JOB —
All lines holding the string "NSNN" are to be shown.

==============================

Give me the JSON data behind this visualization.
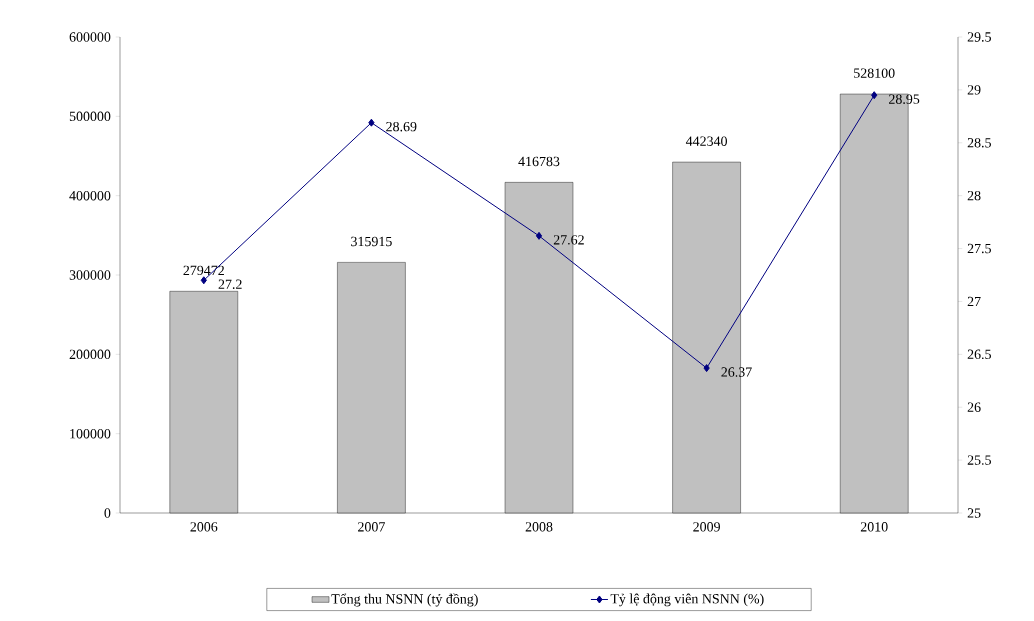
{
  "chart_data": {
    "type": "bar",
    "categories": [
      "2006",
      "2007",
      "2008",
      "2009",
      "2010"
    ],
    "series": [
      {
        "name": "Tổng thu NSNN (tỷ đồng)",
        "color": "#c0c0c0",
        "values": [
          279472,
          315915,
          416783,
          442340,
          528100
        ]
      },
      {
        "name": "Tỷ lệ động viên NSNN (%)",
        "type": "line",
        "axis": "y2",
        "color": "#000080",
        "values": [
          27.2,
          28.69,
          27.62,
          26.37,
          28.95
        ]
      }
    ],
    "ylim": [
      0,
      600000
    ],
    "yticks": [
      0,
      100000,
      200000,
      300000,
      400000,
      500000,
      600000
    ],
    "y2lim": [
      25,
      29.5
    ],
    "y2ticks": [
      25,
      25.5,
      26,
      26.5,
      27,
      27.5,
      28,
      28.5,
      29,
      29.5
    ],
    "data_labels": true,
    "legend": "bottom",
    "marker": "diamond",
    "grid": false
  }
}
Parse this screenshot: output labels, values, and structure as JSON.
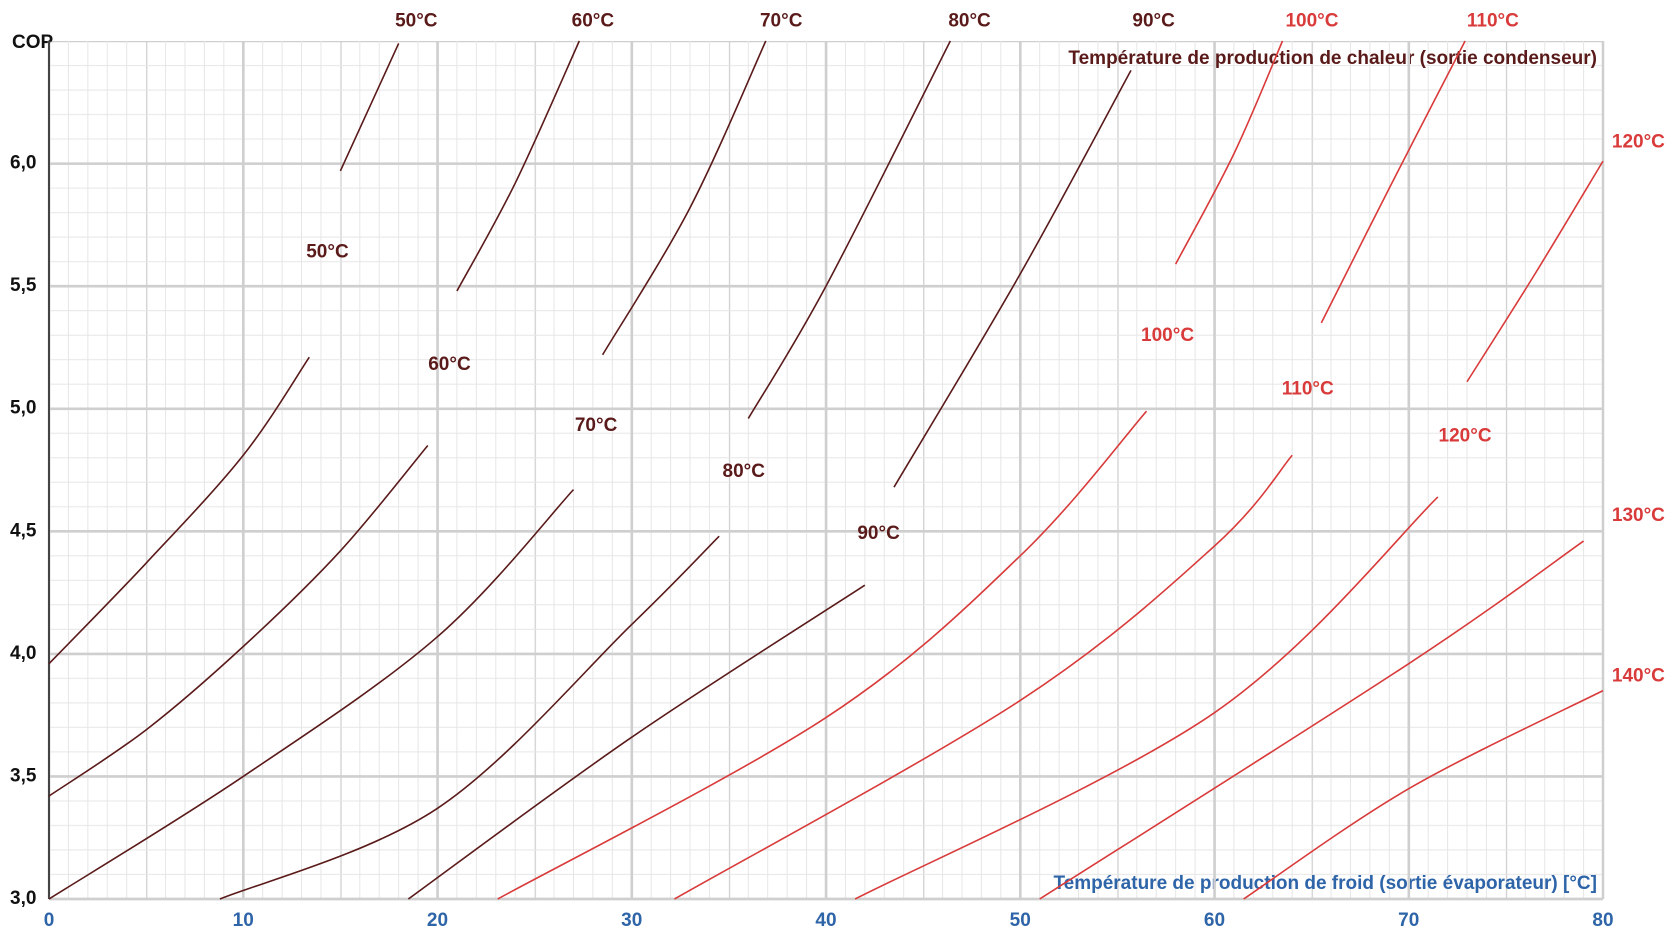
{
  "chart_data": {
    "type": "line",
    "ylabel": "COP",
    "xlabel": "Température de production de froid (sortie évaporateur) [°C]",
    "annotation": "Température de production de chaleur (sortie condenseur)",
    "xlim": [
      0,
      80
    ],
    "xticks": [
      0,
      10,
      20,
      30,
      40,
      50,
      60,
      70,
      80
    ],
    "ylim": [
      3,
      6.5
    ],
    "yticks": [
      {
        "value": 3,
        "label": "3,0"
      },
      {
        "value": 3.5,
        "label": "3,5"
      },
      {
        "value": 4,
        "label": "4,0"
      },
      {
        "value": 4.5,
        "label": "4,5"
      },
      {
        "value": 5,
        "label": "5,0"
      },
      {
        "value": 5.5,
        "label": "5,5"
      },
      {
        "value": 6,
        "label": "6,0"
      }
    ],
    "grid": true,
    "series": [
      {
        "name": "50°C",
        "color": "#5a1a1a",
        "x": [
          0,
          5,
          10,
          13.4
        ],
        "values": [
          3.96,
          4.37,
          4.81,
          5.21
        ]
      },
      {
        "name": "60°C",
        "color": "#5a1a1a",
        "x": [
          0,
          5,
          10,
          15,
          19.5
        ],
        "values": [
          3.42,
          3.69,
          4.03,
          4.42,
          4.85
        ]
      },
      {
        "name": "70°C",
        "color": "#5a1a1a",
        "x": [
          0,
          10,
          20,
          27
        ],
        "values": [
          3.0,
          3.5,
          4.07,
          4.67
        ]
      },
      {
        "name": "80°C",
        "color": "#5a1a1a",
        "x": [
          8.8,
          20,
          30,
          34.5
        ],
        "values": [
          3.0,
          3.37,
          4.12,
          4.48
        ]
      },
      {
        "name": "90°C",
        "color": "#5a1a1a",
        "x": [
          18.5,
          30,
          42
        ],
        "values": [
          3.0,
          3.66,
          4.28
        ]
      },
      {
        "name": "100°C",
        "color": "#d93a3a",
        "x": [
          23.1,
          40,
          50,
          56.5
        ],
        "values": [
          3.0,
          3.74,
          4.4,
          4.99
        ]
      },
      {
        "name": "110°C",
        "color": "#d93a3a",
        "x": [
          32.2,
          50,
          60,
          64
        ],
        "values": [
          3.0,
          3.81,
          4.44,
          4.81
        ]
      },
      {
        "name": "120°C",
        "color": "#d93a3a",
        "x": [
          41.5,
          60,
          71.5
        ],
        "values": [
          3.0,
          3.76,
          4.64
        ]
      },
      {
        "name": "130°C",
        "color": "#d93a3a",
        "x": [
          51,
          70,
          79
        ],
        "values": [
          3.0,
          3.96,
          4.46
        ]
      },
      {
        "name": "140°C",
        "color": "#d93a3a",
        "x": [
          61.5,
          70,
          80
        ],
        "values": [
          3.0,
          3.45,
          3.85
        ]
      },
      {
        "name": "50°C",
        "color": "#5a1a1a",
        "x": [
          15,
          18
        ],
        "values": [
          5.97,
          6.49
        ]
      },
      {
        "name": "60°C",
        "color": "#5a1a1a",
        "x": [
          21,
          24,
          27.3
        ],
        "values": [
          5.48,
          5.92,
          6.5
        ]
      },
      {
        "name": "70°C",
        "color": "#5a1a1a",
        "x": [
          28.5,
          33,
          36.9
        ],
        "values": [
          5.22,
          5.82,
          6.5
        ]
      },
      {
        "name": "80°C",
        "color": "#5a1a1a",
        "x": [
          36,
          40,
          46.4
        ],
        "values": [
          4.96,
          5.5,
          6.5
        ]
      },
      {
        "name": "90°C",
        "color": "#5a1a1a",
        "x": [
          43.5,
          50,
          55.7
        ],
        "values": [
          4.68,
          5.55,
          6.38
        ]
      },
      {
        "name": "100°C",
        "color": "#d93a3a",
        "x": [
          58,
          61,
          63.5
        ],
        "values": [
          5.59,
          6.04,
          6.5
        ]
      },
      {
        "name": "110°C",
        "color": "#d93a3a",
        "x": [
          65.5,
          69,
          72.9
        ],
        "values": [
          5.35,
          5.9,
          6.5
        ]
      },
      {
        "name": "120°C",
        "color": "#d93a3a",
        "x": [
          73,
          76.5,
          80
        ],
        "values": [
          5.11,
          5.55,
          6.01
        ]
      }
    ]
  }
}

==============================

RESULT FOR THIS EXERCISE —
        "name": "Tổng thu NSNN (tỷ đồng)",
        "name": "Tỷ lệ động viên NSNN (%)",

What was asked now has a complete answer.